▶ Instructions for the task
In the listing below, find every line with the string "Lookalike" and pull it out.

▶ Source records
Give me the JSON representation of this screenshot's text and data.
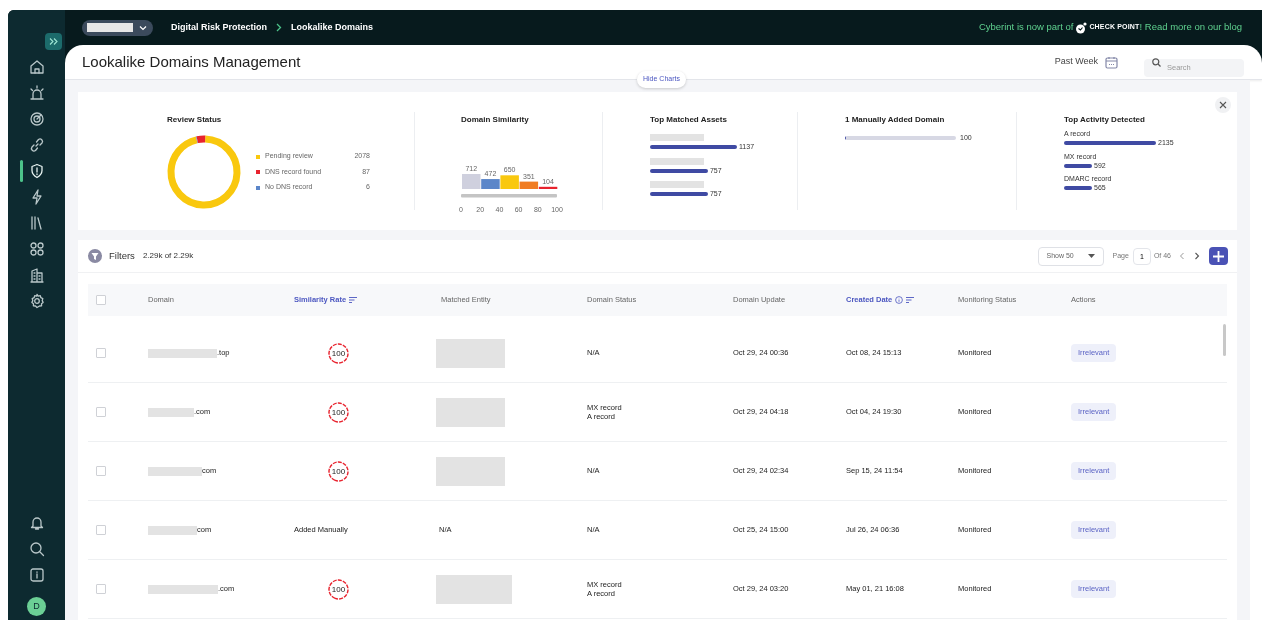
{
  "topbar": {
    "breadcrumb": [
      "Digital Risk Protection",
      "Lookalike Domains"
    ],
    "announcement": {
      "before": "Cyberint is now part of",
      "logo_text": "CHECK POINT",
      "after": "! Read more on our blog"
    }
  },
  "sidebar": {
    "nav_items": [
      {
        "selected": false
      },
      {
        "selected": false
      },
      {
        "selected": false
      },
      {
        "selected": false
      },
      {
        "selected": true
      },
      {
        "selected": false
      },
      {
        "selected": false
      },
      {
        "selected": false
      },
      {
        "selected": false
      },
      {
        "selected": false
      }
    ],
    "avatar": "D"
  },
  "page": {
    "title": "Lookalike Domains Management",
    "period": "Past Week",
    "search_placeholder": "Search",
    "hide_charts": "Hide Charts"
  },
  "charts": {
    "review_status": {
      "title": "Review Status",
      "legend": [
        {
          "label": "Pending review",
          "count": "2078",
          "color": "#f9c80e"
        },
        {
          "label": "DNS record found",
          "count": "87",
          "color": "#e8232e"
        },
        {
          "label": "No DNS record",
          "count": "6",
          "color": "#5b86c9"
        }
      ]
    },
    "domain_similarity": {
      "title": "Domain Similarity",
      "axis_labels": [
        "0",
        "20",
        "40",
        "60",
        "80",
        "100"
      ],
      "chart_data": {
        "type": "bar",
        "values": [
          712,
          472,
          650,
          351,
          104
        ],
        "colors": [
          "#cfd0de",
          "#5b86c9",
          "#f9c80e",
          "#f07c22",
          "#e8232e"
        ],
        "data_labels": true
      }
    },
    "top_matched_assets": {
      "title": "Top Matched Assets",
      "items": [
        {
          "value": "1137"
        },
        {
          "value": "757"
        },
        {
          "value": "757"
        }
      ]
    },
    "manually_added": {
      "title": "1 Manually Added Domain",
      "level": 0.01,
      "value": "100"
    },
    "top_activity": {
      "title": "Top Activity Detected",
      "items": [
        {
          "label": "A record",
          "value": "2135"
        },
        {
          "label": "MX record",
          "value": "592"
        },
        {
          "label": "DMARC record",
          "value": "565"
        }
      ]
    }
  },
  "table": {
    "filters_label": "Filters",
    "count": "2.29k of 2.29k",
    "page_size": "Show 50",
    "page_label": "Page",
    "page": "1",
    "page_total": "Of 46",
    "select_all_checked": false,
    "columns": [
      {
        "label": "Domain",
        "sorted": false,
        "info": false
      },
      {
        "label": "Similarity Rate",
        "sorted": true,
        "info": false
      },
      {
        "label": "Matched Entity",
        "sorted": false,
        "info": false
      },
      {
        "label": "Domain Status",
        "sorted": false,
        "info": false
      },
      {
        "label": "Domain Update",
        "sorted": false,
        "info": false
      },
      {
        "label": "Created Date",
        "sorted": true,
        "info": true
      },
      {
        "label": "Monitoring Status",
        "sorted": false,
        "info": false
      },
      {
        "label": "Actions",
        "sorted": false,
        "info": false
      }
    ],
    "rows": [
      {
        "checked": false,
        "domain_suffix": ".top",
        "similarity": {
          "kind": "gauge",
          "text": "100"
        },
        "matched": {
          "kind": "redacted"
        },
        "status": [
          "N/A"
        ],
        "updated": "Oct 29, 24 00:36",
        "created": "Oct 08, 24 15:13",
        "monitoring": "Monitored",
        "action": "Irrelevant"
      },
      {
        "checked": false,
        "domain_suffix": ".com",
        "similarity": {
          "kind": "gauge",
          "text": "100"
        },
        "matched": {
          "kind": "redacted"
        },
        "status": [
          "MX record",
          "A record"
        ],
        "updated": "Oct 29, 24 04:18",
        "created": "Oct 04, 24 19:30",
        "monitoring": "Monitored",
        "action": "Irrelevant"
      },
      {
        "checked": false,
        "domain_suffix": "com",
        "similarity": {
          "kind": "gauge",
          "text": "100"
        },
        "matched": {
          "kind": "redacted"
        },
        "status": [
          "N/A"
        ],
        "updated": "Oct 29, 24 02:34",
        "created": "Sep 15, 24 11:54",
        "monitoring": "Monitored",
        "action": "Irrelevant"
      },
      {
        "checked": false,
        "domain_suffix": "com",
        "similarity": {
          "kind": "text",
          "text": "Added Manually"
        },
        "matched": {
          "kind": "text",
          "text": "N/A"
        },
        "status": [
          "N/A"
        ],
        "updated": "Oct 25, 24 15:00",
        "created": "Jul 26, 24 06:36",
        "monitoring": "Monitored",
        "action": "Irrelevant"
      },
      {
        "checked": false,
        "domain_suffix": ".com",
        "similarity": {
          "kind": "gauge",
          "text": "100"
        },
        "matched": {
          "kind": "redacted"
        },
        "status": [
          "MX record",
          "A record"
        ],
        "updated": "Oct 29, 24 03:20",
        "created": "May 01, 21 16:08",
        "monitoring": "Monitored",
        "action": "Irrelevant"
      }
    ]
  }
}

▶ The reply
      "Lookalike Domains"
    "title": "Lookalike Domains Management",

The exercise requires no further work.